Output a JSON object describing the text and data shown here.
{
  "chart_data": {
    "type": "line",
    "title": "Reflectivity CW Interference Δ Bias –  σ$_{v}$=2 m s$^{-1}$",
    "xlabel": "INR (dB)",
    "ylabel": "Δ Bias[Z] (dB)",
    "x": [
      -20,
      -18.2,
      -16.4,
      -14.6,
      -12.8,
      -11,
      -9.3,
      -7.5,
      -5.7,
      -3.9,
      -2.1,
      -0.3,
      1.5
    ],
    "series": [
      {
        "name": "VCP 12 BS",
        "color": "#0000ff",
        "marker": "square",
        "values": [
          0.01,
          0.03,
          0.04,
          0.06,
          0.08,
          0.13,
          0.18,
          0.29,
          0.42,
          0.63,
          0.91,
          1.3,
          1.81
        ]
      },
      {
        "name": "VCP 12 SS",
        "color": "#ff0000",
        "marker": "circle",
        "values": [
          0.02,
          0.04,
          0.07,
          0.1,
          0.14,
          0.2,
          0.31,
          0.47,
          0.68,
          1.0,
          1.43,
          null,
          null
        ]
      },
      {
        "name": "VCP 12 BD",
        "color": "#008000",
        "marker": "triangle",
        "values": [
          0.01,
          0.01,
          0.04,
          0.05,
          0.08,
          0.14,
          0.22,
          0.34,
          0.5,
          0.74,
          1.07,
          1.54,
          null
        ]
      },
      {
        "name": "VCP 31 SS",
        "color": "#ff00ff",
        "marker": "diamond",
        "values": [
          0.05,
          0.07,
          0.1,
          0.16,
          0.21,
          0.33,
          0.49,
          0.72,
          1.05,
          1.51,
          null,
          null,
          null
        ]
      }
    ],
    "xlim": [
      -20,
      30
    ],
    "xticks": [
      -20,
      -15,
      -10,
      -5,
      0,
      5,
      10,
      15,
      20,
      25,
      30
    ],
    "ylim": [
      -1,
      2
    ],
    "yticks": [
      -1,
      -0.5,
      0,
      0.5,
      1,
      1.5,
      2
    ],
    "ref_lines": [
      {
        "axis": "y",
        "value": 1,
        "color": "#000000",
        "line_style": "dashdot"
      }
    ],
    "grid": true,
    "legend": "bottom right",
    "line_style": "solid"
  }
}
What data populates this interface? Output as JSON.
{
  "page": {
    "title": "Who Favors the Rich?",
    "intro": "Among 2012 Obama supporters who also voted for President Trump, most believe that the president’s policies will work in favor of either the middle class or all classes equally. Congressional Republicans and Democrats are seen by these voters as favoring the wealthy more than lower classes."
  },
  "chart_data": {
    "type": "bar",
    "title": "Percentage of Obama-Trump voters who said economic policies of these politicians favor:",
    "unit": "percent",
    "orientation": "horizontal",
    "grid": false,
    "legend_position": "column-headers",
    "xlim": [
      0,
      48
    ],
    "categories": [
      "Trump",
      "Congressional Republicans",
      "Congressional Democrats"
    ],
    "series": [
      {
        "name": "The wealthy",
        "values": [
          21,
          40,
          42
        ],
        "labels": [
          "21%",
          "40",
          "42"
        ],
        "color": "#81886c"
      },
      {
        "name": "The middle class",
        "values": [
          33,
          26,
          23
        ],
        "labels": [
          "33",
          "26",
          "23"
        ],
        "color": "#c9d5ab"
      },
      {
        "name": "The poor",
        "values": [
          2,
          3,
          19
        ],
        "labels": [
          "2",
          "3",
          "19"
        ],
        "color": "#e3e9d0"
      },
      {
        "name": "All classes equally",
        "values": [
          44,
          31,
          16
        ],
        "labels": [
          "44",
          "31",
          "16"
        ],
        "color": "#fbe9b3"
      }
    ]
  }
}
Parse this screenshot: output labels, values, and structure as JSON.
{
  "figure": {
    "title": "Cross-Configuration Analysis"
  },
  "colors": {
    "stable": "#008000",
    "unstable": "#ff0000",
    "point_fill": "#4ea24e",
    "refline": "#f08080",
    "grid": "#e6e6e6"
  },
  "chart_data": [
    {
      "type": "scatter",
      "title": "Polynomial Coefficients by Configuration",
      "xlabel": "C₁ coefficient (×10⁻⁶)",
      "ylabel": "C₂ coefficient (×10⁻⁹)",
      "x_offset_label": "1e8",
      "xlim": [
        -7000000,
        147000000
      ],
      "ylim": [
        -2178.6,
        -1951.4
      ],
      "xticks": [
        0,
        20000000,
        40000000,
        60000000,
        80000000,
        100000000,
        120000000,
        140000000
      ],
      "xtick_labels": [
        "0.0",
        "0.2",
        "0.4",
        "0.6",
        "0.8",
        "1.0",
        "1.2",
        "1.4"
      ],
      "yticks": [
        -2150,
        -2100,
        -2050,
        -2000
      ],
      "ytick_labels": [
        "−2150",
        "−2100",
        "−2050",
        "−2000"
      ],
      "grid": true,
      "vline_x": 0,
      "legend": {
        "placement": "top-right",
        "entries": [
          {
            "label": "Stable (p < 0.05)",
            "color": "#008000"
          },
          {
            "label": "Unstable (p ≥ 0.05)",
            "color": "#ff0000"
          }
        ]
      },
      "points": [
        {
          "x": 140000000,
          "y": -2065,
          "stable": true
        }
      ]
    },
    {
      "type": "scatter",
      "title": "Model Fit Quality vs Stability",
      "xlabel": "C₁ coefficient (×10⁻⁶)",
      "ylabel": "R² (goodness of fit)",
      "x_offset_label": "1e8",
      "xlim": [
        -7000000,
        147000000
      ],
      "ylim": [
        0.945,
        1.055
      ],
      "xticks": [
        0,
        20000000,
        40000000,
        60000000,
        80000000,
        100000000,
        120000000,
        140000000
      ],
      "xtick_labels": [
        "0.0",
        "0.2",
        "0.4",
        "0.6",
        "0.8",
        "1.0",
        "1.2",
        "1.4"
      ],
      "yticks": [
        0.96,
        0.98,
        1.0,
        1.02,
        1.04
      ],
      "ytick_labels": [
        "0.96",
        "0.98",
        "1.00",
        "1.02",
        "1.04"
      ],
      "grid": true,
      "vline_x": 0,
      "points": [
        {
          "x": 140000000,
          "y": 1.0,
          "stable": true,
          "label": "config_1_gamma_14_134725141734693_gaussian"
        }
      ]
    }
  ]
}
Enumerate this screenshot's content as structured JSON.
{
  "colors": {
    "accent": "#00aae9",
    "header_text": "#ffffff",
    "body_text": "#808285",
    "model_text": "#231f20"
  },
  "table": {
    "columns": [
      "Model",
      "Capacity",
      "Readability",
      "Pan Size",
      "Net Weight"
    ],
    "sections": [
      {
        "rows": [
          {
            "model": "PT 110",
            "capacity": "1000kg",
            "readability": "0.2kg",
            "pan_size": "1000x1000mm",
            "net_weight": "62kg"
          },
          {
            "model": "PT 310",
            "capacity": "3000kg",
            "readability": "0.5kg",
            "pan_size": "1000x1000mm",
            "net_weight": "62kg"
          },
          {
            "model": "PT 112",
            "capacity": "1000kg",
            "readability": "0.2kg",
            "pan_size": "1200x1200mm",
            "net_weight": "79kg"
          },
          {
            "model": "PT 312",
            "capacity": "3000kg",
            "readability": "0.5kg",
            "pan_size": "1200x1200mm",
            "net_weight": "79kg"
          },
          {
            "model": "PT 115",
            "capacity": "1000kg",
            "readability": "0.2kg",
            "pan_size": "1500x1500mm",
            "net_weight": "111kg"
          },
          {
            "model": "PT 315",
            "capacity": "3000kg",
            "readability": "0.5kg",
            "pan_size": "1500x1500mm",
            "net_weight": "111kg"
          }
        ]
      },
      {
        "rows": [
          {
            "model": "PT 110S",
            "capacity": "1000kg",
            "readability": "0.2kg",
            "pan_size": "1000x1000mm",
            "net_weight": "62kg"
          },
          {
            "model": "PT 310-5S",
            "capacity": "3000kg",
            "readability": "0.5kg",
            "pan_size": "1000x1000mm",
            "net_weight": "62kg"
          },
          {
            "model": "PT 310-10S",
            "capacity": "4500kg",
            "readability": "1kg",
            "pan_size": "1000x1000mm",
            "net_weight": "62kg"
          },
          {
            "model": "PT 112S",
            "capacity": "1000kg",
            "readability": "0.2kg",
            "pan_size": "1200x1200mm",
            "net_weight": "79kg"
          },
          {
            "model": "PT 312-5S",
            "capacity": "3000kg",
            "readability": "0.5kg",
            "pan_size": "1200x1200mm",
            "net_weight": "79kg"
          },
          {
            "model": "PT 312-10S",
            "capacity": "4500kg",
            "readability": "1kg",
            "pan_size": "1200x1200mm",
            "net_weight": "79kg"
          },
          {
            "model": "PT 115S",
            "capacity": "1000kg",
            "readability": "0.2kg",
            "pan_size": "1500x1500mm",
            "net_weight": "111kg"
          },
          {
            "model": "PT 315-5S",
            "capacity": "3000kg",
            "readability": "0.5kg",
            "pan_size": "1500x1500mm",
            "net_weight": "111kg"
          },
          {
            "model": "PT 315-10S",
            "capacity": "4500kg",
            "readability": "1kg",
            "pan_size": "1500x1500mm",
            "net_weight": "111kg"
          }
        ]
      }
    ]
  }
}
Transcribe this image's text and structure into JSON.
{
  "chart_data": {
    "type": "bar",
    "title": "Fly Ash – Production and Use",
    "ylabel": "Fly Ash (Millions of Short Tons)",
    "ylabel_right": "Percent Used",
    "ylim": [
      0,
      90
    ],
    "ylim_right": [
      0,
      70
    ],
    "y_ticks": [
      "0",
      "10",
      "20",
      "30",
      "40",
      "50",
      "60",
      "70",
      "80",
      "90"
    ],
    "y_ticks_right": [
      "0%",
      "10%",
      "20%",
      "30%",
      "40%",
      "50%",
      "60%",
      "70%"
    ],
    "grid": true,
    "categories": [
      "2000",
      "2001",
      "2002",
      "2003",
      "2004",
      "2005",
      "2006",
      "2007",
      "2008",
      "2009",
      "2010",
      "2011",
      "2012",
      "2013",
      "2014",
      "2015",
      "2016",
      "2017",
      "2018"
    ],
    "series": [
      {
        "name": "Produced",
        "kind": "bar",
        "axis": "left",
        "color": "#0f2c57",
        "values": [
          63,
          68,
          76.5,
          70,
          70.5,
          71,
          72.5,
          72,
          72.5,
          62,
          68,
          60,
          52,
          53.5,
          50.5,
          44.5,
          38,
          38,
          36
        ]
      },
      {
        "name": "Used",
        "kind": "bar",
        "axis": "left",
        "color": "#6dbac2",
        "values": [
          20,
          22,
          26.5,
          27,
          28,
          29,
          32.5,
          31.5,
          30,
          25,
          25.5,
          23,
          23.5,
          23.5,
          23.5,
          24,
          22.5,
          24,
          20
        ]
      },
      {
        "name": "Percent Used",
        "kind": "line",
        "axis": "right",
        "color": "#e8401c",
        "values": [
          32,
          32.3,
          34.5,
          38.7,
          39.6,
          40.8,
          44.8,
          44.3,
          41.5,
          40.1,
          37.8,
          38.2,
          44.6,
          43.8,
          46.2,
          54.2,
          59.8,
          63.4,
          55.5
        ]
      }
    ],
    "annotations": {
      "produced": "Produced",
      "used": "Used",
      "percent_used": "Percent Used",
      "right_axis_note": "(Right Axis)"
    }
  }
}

Work to complete:
Find the lines above that include the string "name" and copy them.

Right answer:
        "name": "VCP 12 BS",
        "name": "VCP 12 SS",
        "name": "VCP 12 BD",
        "name": "VCP 31 SS",
        "name": "The wealthy",
        "name": "The middle class",
        "name": "The poor",
        "name": "All classes equally",
        "name": "Produced",
        "name": "Used",
        "name": "Percent Used",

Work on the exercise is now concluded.